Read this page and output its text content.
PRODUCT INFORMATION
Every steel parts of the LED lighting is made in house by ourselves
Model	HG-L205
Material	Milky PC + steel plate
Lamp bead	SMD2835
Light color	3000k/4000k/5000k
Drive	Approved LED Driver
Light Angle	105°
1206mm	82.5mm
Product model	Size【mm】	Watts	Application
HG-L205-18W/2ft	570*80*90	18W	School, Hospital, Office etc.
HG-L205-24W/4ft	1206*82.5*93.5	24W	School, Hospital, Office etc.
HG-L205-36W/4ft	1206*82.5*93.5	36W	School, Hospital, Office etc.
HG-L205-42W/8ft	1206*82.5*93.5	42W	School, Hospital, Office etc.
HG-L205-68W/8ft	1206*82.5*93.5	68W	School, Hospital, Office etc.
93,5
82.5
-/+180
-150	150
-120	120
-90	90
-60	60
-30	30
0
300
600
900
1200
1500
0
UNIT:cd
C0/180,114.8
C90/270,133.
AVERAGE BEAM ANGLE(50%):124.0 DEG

→ **INSTRUCTIONS TO FOLLOW**: Copy each line from the data above that includes "steel".

→ **EXERCISE RESULT**:
Every steel parts of the LED lighting is made in house by ourselves
Material	Milky PC + steel plate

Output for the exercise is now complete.